:: Exercise objective ::
Copy out all the lines where "happy" shows up.

:: Material provided ::

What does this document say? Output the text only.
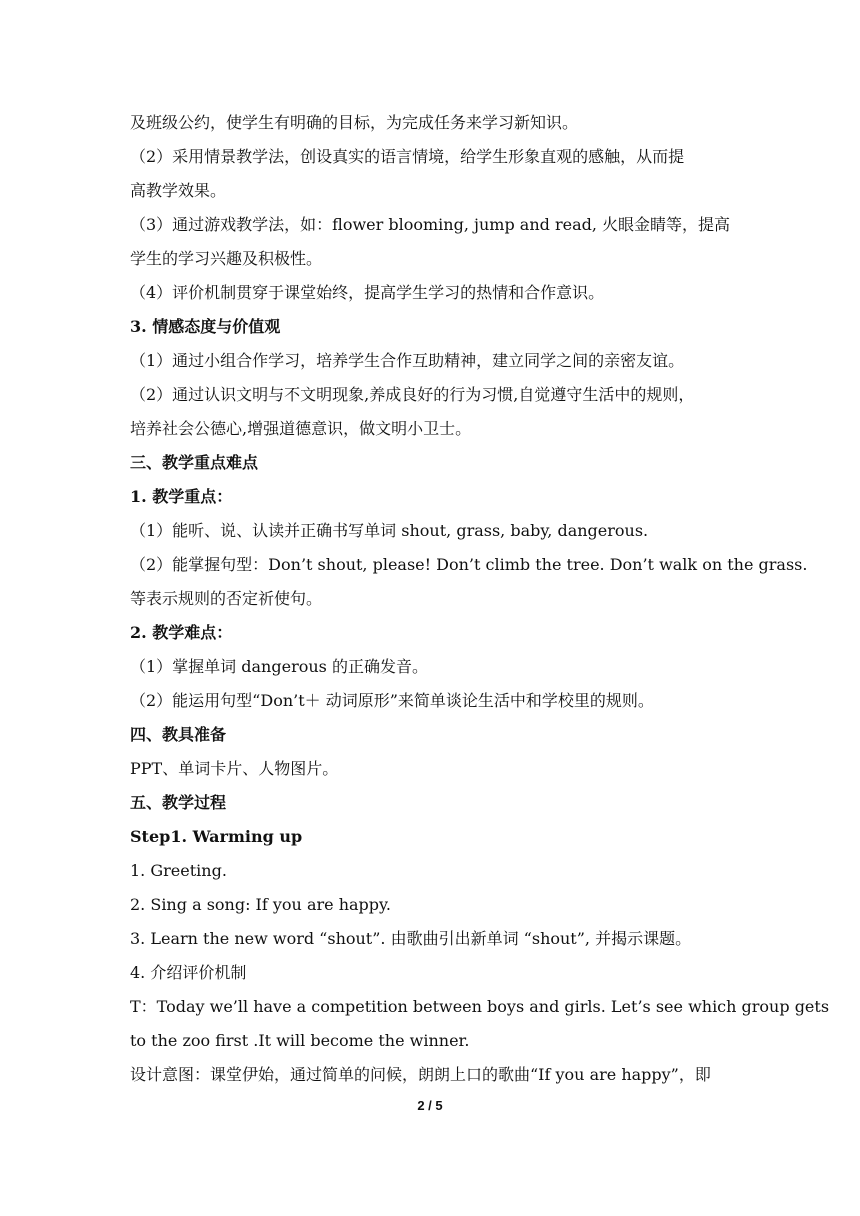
及班级公约，使学生有明确的目标，为完成任务来学习新知识。
（2）采用情景教学法，创设真实的语言情境，给学生形象直观的感触，从而提
高教学效果。
（3）通过游戏教学法，如：flower blooming, jump and read, 火眼金睛等，提高
学生的学习兴趣及积极性。
（4）评价机制贯穿于课堂始终，提高学生学习的热情和合作意识。
3. 情感态度与价值观
（1）通过小组合作学习，培养学生合作互助精神，建立同学之间的亲密友谊。
（2）通过认识文明与不文明现象,养成良好的行为习惯,自觉遵守生活中的规则，
培养社会公德心,增强道德意识，做文明小卫士。
三、教学重点难点
1. 教学重点：
（1）能听、说、认读并正确书写单词 shout, grass, baby, dangerous.
（2）能掌握句型：Don’t shout, please! Don’t climb the tree. Don’t walk on the grass.
等表示规则的否定祈使句。
2. 教学难点：
（1）掌握单词 dangerous 的正确发音。
（2）能运用句型“Don’t＋ 动词原形”来简单谈论生活中和学校里的规则。
四、教具准备
PPT、单词卡片、人物图片。
五、教学过程
Step1. Warming up
1. Greeting.
2. Sing a song: If you are happy.
3. Learn the new word “shout”. 由歌曲引出新单词 “shout”, 并揭示课题。
4. 介绍评价机制
T：Today we’ll have a competition between boys and girls. Let’s see which group gets
to the zoo first .It will become the winner.
设计意图：课堂伊始，通过简单的问候，朗朗上口的歌曲“If you are happy”，即
2 / 5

:: Answer to the problem ::
2. Sing a song: If you are happy.
设计意图：课堂伊始，通过简单的问候，朗朗上口的歌曲“If you are happy”，即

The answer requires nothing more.